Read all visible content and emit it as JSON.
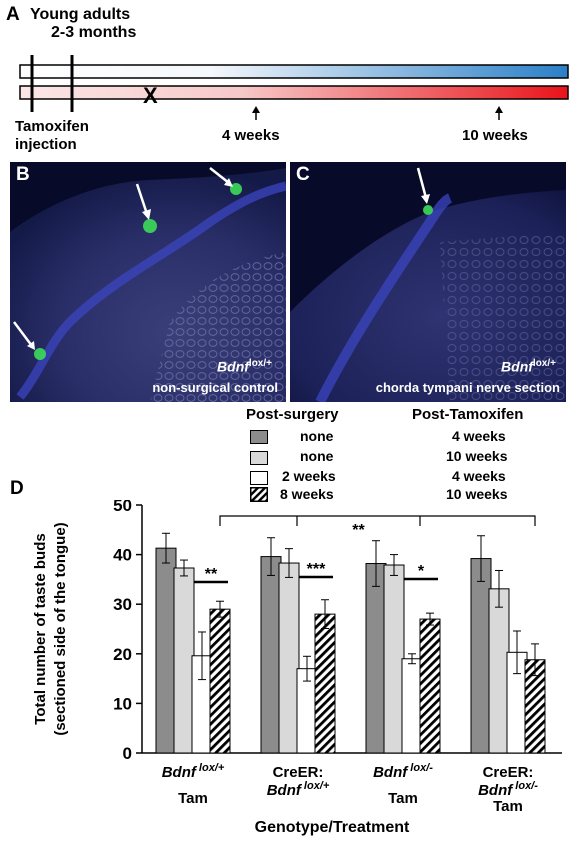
{
  "panel_a": {
    "letter": "A",
    "title_line1": "Young adults",
    "title_line2": "2-3 months",
    "injection_line1": "Tamoxifen",
    "injection_line2": "injection",
    "cross_mark": "X",
    "arrow_label_1": "4 weeks",
    "arrow_label_2": "10 weeks",
    "colors": {
      "bar_top_end": "#2a7fc8",
      "bar_bottom_end": "#e8141a"
    }
  },
  "panel_b": {
    "letter": "B",
    "gene": "Bdnf",
    "gene_sup": "lox/+",
    "condition": "non-surgical control"
  },
  "panel_c": {
    "letter": "C",
    "gene": "Bdnf",
    "gene_sup": "lox/+",
    "condition": "chorda tympani nerve section"
  },
  "legend": {
    "header_surgery": "Post-surgery",
    "header_tamoxifen": "Post-Tamoxifen",
    "rows": [
      {
        "surgery": "none",
        "tamoxifen": "4 weeks",
        "style": "dark-gray"
      },
      {
        "surgery": "none",
        "tamoxifen": "10 weeks",
        "style": "light-gray"
      },
      {
        "surgery": "2 weeks",
        "tamoxifen": "4 weeks",
        "style": "white"
      },
      {
        "surgery": "8 weeks",
        "tamoxifen": "10 weeks",
        "style": "hatched"
      }
    ]
  },
  "panel_d": {
    "letter": "D",
    "bracket_sig": "**",
    "group_labels": [
      {
        "line1": "Bdnf",
        "line1_sup": "lox/+",
        "line1_italic": true,
        "line2_prefix": "",
        "line2": "",
        "line2_sup": "",
        "line3": "Tam"
      },
      {
        "line1": "CreER:",
        "line1_sup": "",
        "line1_italic": false,
        "line2_prefix": "",
        "line2": "Bdnf",
        "line2_sup": "lox/+",
        "line3": ""
      },
      {
        "line1": "Bdnf",
        "line1_sup": "lox/-",
        "line1_italic": true,
        "line2_prefix": "",
        "line2": "",
        "line2_sup": "",
        "line3": "Tam"
      },
      {
        "line1": "CreER:",
        "line1_sup": "",
        "line1_italic": false,
        "line2_prefix": "",
        "line2": "Bdnf",
        "line2_sup": "lox/-",
        "line3": "Tam"
      }
    ]
  },
  "chart_data": {
    "type": "bar",
    "ylabel_line1": "Total number of taste buds",
    "ylabel_line2": "(sectioned side of the tongue)",
    "xlabel": "Genotype/Treatment",
    "ylim": [
      0,
      50
    ],
    "yticks": [
      0,
      10,
      20,
      30,
      40,
      50
    ],
    "categories": [
      "Bdnf lox/+ Tam",
      "CreER: Bdnf lox/+",
      "Bdnf lox/- Tam",
      "CreER: Bdnf lox/- Tam"
    ],
    "series": [
      {
        "name": "none / 4 weeks",
        "values": [
          41.3,
          39.6,
          38.2,
          39.2
        ],
        "errors": [
          3.0,
          3.8,
          4.6,
          4.6
        ]
      },
      {
        "name": "none / 10 weeks",
        "values": [
          37.3,
          38.3,
          37.9,
          33.1
        ],
        "errors": [
          1.6,
          2.9,
          2.1,
          3.7
        ]
      },
      {
        "name": "2 weeks / 4 weeks",
        "values": [
          19.6,
          17.0,
          19.0,
          20.3
        ],
        "errors": [
          4.8,
          2.5,
          1.0,
          4.3
        ]
      },
      {
        "name": "8 weeks / 10 weeks",
        "values": [
          29.0,
          28.0,
          27.0,
          18.8
        ],
        "errors": [
          1.6,
          2.9,
          1.2,
          3.2
        ]
      }
    ],
    "significance": [
      {
        "group": 0,
        "label": "**"
      },
      {
        "group": 1,
        "label": "***"
      },
      {
        "group": 2,
        "label": "*"
      }
    ]
  }
}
○ ○ ○ ○ ○ ○ ○
PROBLEM TO WORK ON: List every line from the entries above in which "weeks" appears.

EXPECTED ANSWER:
    "arrow_label_1": "4 weeks",
    "arrow_label_2": "10 weeks",
        "tamoxifen": "4 weeks",
        "tamoxifen": "10 weeks",
        "surgery": "2 weeks",
        "tamoxifen": "4 weeks",
        "surgery": "8 weeks",
        "tamoxifen": "10 weeks",
        "name": "none / 4 weeks",
        "name": "none / 10 weeks",
        "name": "2 weeks / 4 weeks",
        "name": "8 weeks / 10 weeks",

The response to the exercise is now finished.